Given exercise:
Below are records; extract exactly the lines from the one with "Serialize everything readable" through the final line, including both, but drop the pictures.

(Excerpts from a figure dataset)
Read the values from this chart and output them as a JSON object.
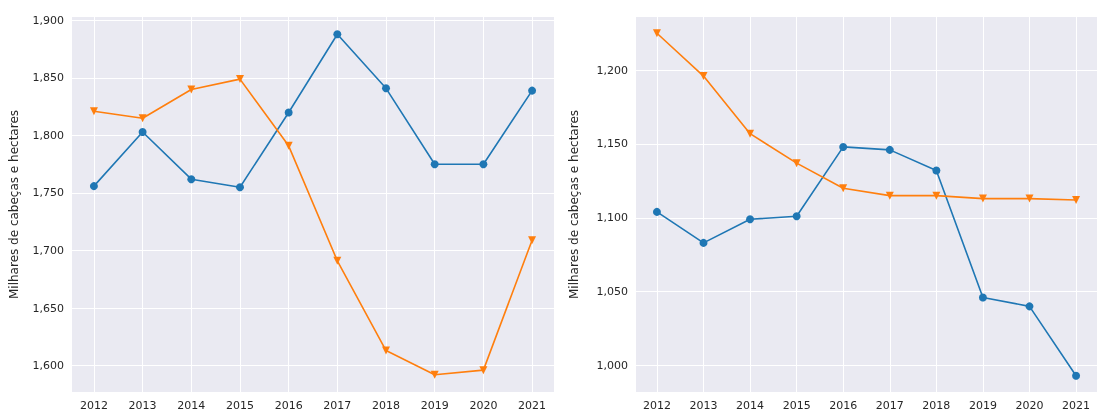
{
  "chart_data": [
    {
      "type": "line",
      "ylabel": "Milhares de cabeças e hectares",
      "categories": [
        "2012",
        "2013",
        "2014",
        "2015",
        "2016",
        "2017",
        "2018",
        "2019",
        "2020",
        "2021"
      ],
      "series": [
        {
          "color": "#1f77b4",
          "marker": "circle",
          "values": [
            1756,
            1803,
            1762,
            1755,
            1820,
            1888,
            1841,
            1775,
            1775,
            1839
          ]
        },
        {
          "color": "#ff7f0e",
          "marker": "triangle",
          "values": [
            1821,
            1815,
            1840,
            1849,
            1791,
            1691,
            1613,
            1592,
            1596,
            1709
          ]
        }
      ],
      "ylim": [
        1577,
        1903
      ],
      "yticks": [
        {
          "value": 1600,
          "label": "1,600"
        },
        {
          "value": 1650,
          "label": "1,650"
        },
        {
          "value": 1700,
          "label": "1,700"
        },
        {
          "value": 1750,
          "label": "1,750"
        },
        {
          "value": 1800,
          "label": "1,800"
        },
        {
          "value": 1850,
          "label": "1,850"
        },
        {
          "value": 1900,
          "label": "1,900"
        }
      ],
      "grid": true
    },
    {
      "type": "line",
      "ylabel": "Milhares de cabeças e hectares",
      "categories": [
        "2012",
        "2013",
        "2014",
        "2015",
        "2016",
        "2017",
        "2018",
        "2019",
        "2020",
        "2021"
      ],
      "series": [
        {
          "color": "#1f77b4",
          "marker": "circle",
          "values": [
            1104,
            1083,
            1099,
            1101,
            1148,
            1146,
            1132,
            1046,
            1040,
            993
          ]
        },
        {
          "color": "#ff7f0e",
          "marker": "triangle",
          "values": [
            1225,
            1196,
            1157,
            1137,
            1120,
            1115,
            1115,
            1113,
            1113,
            1112
          ]
        }
      ],
      "ylim": [
        982,
        1236
      ],
      "yticks": [
        {
          "value": 1000,
          "label": "1,000"
        },
        {
          "value": 1050,
          "label": "1,050"
        },
        {
          "value": 1100,
          "label": "1,100"
        },
        {
          "value": 1150,
          "label": "1,150"
        },
        {
          "value": 1200,
          "label": "1,200"
        }
      ],
      "grid": true
    }
  ]
}
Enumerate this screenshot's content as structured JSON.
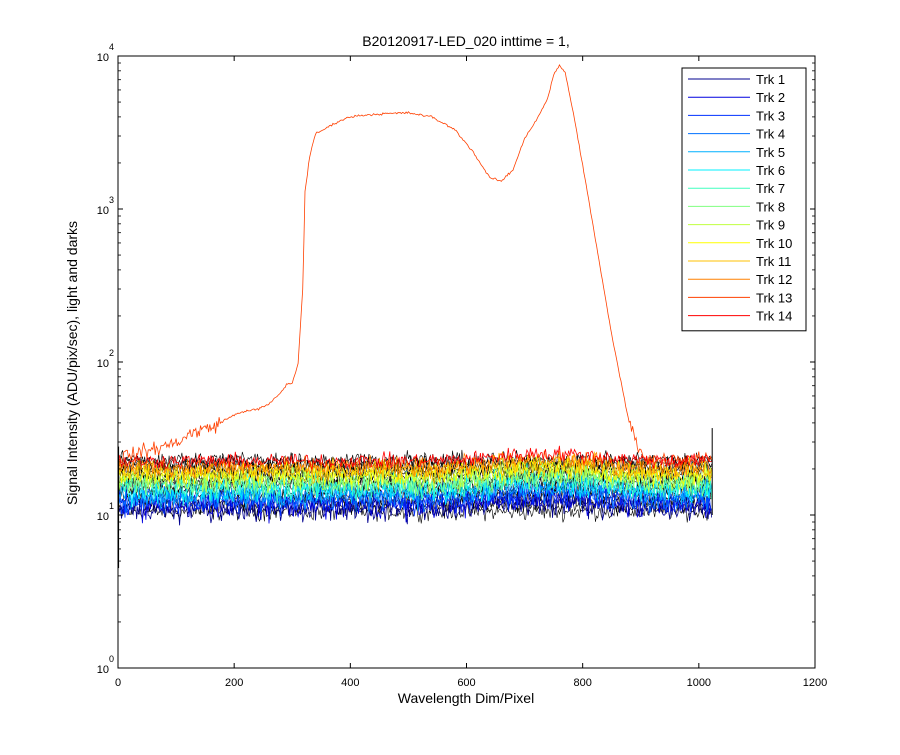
{
  "chart_data": {
    "type": "line",
    "title": "B20120917-LED_020 inttime = 1,",
    "xlabel": "Wavelength Dim/Pixel",
    "ylabel": "Signal Intensity (ADU/pix/sec), light and darks",
    "xlim": [
      0,
      1200
    ],
    "ylim": [
      1,
      10000
    ],
    "yscale": "log",
    "x_ticks": [
      0,
      200,
      400,
      600,
      800,
      1000,
      1200
    ],
    "x_tick_labels": [
      "0",
      "200",
      "400",
      "600",
      "800",
      "1000",
      "1200"
    ],
    "y_ticks": [
      1,
      10,
      100,
      1000,
      10000
    ],
    "y_tick_bases": [
      "10",
      "10",
      "10",
      "10",
      "10"
    ],
    "y_tick_exponents": [
      "0",
      "1",
      "2",
      "3",
      "4"
    ],
    "grid": false,
    "legend_position": "top-right",
    "series": [
      {
        "name": "Trk 1",
        "color": "#00008f",
        "baseline": 11.0,
        "noise": 0.07
      },
      {
        "name": "Trk 2",
        "color": "#0000df",
        "baseline": 11.6,
        "noise": 0.07
      },
      {
        "name": "Trk 3",
        "color": "#0030ff",
        "baseline": 12.3,
        "noise": 0.07
      },
      {
        "name": "Trk 4",
        "color": "#0070ff",
        "baseline": 13.0,
        "noise": 0.07
      },
      {
        "name": "Trk 5",
        "color": "#00b0ff",
        "baseline": 13.8,
        "noise": 0.07
      },
      {
        "name": "Trk 6",
        "color": "#00f0ff",
        "baseline": 14.6,
        "noise": 0.07
      },
      {
        "name": "Trk 7",
        "color": "#40ffbf",
        "baseline": 15.5,
        "noise": 0.07
      },
      {
        "name": "Trk 8",
        "color": "#80ff80",
        "baseline": 16.4,
        "noise": 0.07
      },
      {
        "name": "Trk 9",
        "color": "#c0ff40",
        "baseline": 17.4,
        "noise": 0.07
      },
      {
        "name": "Trk 10",
        "color": "#ffff00",
        "baseline": 18.4,
        "noise": 0.06
      },
      {
        "name": "Trk 11",
        "color": "#ffc000",
        "baseline": 19.5,
        "noise": 0.06
      },
      {
        "name": "Trk 12",
        "color": "#ff8000",
        "baseline": 20.6,
        "noise": 0.05
      },
      {
        "name": "Trk 13",
        "color": "#ff4000",
        "baseline": 21.5,
        "noise": 0.04,
        "profile_x": [
          0,
          30,
          60,
          80,
          100,
          120,
          140,
          160,
          180,
          200,
          220,
          240,
          260,
          280,
          290,
          300,
          310,
          318,
          322,
          330,
          340,
          360,
          380,
          400,
          420,
          460,
          500,
          540,
          580,
          610,
          640,
          660,
          680,
          700,
          720,
          740,
          750,
          760,
          770,
          790,
          820,
          850,
          880,
          900,
          910,
          930,
          1023
        ],
        "profile_y": [
          24,
          25,
          27,
          28,
          30,
          33,
          36,
          37,
          41,
          45,
          48,
          49,
          53,
          63,
          71,
          73,
          97,
          300,
          1300,
          2200,
          3100,
          3400,
          3750,
          4000,
          4100,
          4200,
          4250,
          4000,
          3300,
          2400,
          1600,
          1520,
          1800,
          2900,
          3800,
          5300,
          7500,
          8700,
          7800,
          3200,
          700,
          150,
          40,
          26,
          24,
          23,
          24
        ]
      },
      {
        "name": "Trk 14",
        "color": "#ff0000",
        "baseline": 22.5,
        "noise": 0.04
      }
    ]
  }
}
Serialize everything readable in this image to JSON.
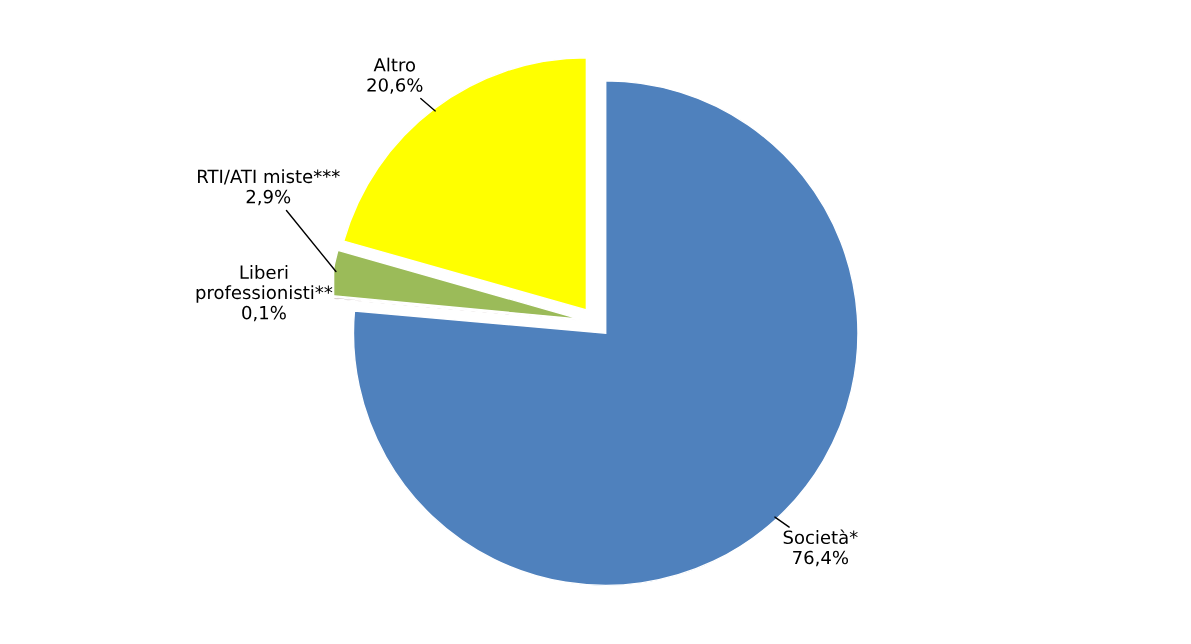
{
  "chart_data": {
    "type": "pie",
    "categories": [
      "Società*",
      "Liberi\nprofessionisti**",
      "RTI/ATI miste***",
      "Altro"
    ],
    "values": [
      76.4,
      0.1,
      2.9,
      20.6
    ],
    "value_labels": [
      "76,4%",
      "0,1%",
      "2,9%",
      "20,6%"
    ],
    "colors": [
      "#4f81bd",
      "#4f1f1f",
      "#9bbb59",
      "#ffff00"
    ],
    "legend": false
  }
}
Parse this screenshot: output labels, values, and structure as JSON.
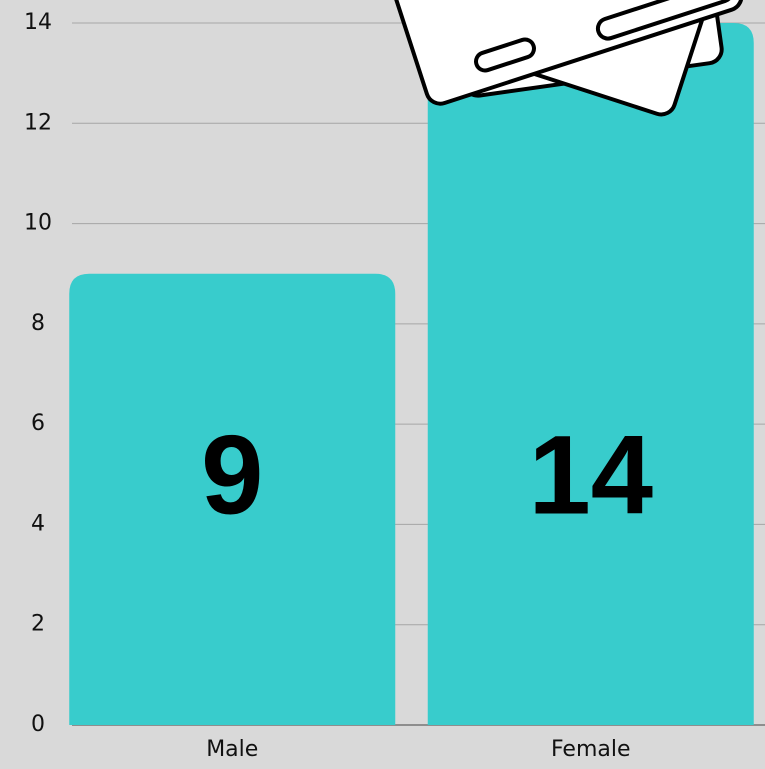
{
  "chart_data": {
    "type": "bar",
    "categories": [
      "Male",
      "Female"
    ],
    "values": [
      9,
      14
    ],
    "color": "#38cccc",
    "ylim": [
      0,
      14
    ],
    "yticks": [
      0,
      2,
      4,
      6,
      8,
      10,
      12,
      14
    ],
    "grid": true
  }
}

Exercise solution:
Serialize everything readable in this image to JSON.
{
  "chart_data": {
    "type": "pie",
    "categories": [
      "Società*",
      "Liberi\nprofessionisti**",
      "RTI/ATI miste***",
      "Altro"
    ],
    "values": [
      76.4,
      0.1,
      2.9,
      20.6
    ],
    "value_labels": [
      "76,4%",
      "0,1%",
      "2,9%",
      "20,6%"
    ],
    "colors": [
      "#4f81bd",
      "#4f1f1f",
      "#9bbb59",
      "#ffff00"
    ],
    "legend": false
  }
}
Parse this screenshot: output labels, values, and structure as JSON.
{
  "chart_data": {
    "type": "bar",
    "categories": [
      "Male",
      "Female"
    ],
    "values": [
      9,
      14
    ],
    "color": "#38cccc",
    "ylim": [
      0,
      14
    ],
    "yticks": [
      0,
      2,
      4,
      6,
      8,
      10,
      12,
      14
    ],
    "grid": true
  }
}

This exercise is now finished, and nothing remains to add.